SUPPLIED RECORDS:
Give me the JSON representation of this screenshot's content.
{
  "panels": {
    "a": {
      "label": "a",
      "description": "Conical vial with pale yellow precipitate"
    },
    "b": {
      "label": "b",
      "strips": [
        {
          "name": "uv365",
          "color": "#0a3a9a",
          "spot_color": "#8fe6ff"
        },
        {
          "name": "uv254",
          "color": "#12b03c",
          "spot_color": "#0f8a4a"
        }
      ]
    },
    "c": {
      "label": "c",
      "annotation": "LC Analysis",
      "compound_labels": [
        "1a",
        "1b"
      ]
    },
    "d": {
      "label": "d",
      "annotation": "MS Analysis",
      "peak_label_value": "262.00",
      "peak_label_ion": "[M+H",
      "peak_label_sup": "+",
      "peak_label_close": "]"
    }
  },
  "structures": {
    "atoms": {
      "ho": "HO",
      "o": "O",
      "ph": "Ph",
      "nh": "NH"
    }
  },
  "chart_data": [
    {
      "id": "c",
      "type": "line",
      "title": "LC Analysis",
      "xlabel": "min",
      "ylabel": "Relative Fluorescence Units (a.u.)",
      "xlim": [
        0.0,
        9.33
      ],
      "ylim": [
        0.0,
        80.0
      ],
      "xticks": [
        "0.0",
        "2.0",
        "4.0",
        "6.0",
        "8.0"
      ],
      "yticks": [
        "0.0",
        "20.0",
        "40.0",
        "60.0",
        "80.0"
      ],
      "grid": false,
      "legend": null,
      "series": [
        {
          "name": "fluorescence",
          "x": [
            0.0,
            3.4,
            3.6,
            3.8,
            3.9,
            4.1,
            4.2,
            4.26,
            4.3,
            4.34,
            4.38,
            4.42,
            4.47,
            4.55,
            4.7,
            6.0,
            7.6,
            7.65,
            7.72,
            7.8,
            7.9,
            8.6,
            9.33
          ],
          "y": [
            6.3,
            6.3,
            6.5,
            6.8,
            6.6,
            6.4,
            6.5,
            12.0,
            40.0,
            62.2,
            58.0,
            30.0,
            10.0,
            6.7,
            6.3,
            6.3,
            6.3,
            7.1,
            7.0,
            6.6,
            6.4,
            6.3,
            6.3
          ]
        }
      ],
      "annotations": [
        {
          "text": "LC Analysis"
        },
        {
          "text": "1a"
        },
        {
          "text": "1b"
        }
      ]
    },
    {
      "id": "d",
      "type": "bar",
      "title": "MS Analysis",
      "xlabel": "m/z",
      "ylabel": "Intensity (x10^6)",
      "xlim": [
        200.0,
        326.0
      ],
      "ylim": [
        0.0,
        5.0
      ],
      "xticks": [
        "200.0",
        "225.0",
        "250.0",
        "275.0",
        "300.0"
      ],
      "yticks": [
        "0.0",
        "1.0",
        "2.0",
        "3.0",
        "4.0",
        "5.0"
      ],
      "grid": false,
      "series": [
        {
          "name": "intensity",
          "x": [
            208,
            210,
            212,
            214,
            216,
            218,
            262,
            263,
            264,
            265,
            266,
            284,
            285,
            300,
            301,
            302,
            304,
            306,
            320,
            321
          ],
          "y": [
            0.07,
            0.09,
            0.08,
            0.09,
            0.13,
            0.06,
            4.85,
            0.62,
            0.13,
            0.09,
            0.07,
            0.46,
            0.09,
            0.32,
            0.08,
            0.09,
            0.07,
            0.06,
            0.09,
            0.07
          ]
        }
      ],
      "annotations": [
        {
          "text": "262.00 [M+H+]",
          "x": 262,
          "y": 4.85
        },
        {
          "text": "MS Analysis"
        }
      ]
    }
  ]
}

TASK REQUIREMENTS: Among the records above, find each line holding the string "ylabel" and pull it out.

THE REPLY:
      "ylabel": "Relative Fluorescence Units (a.u.)",
      "ylabel": "Intensity (x10^6)",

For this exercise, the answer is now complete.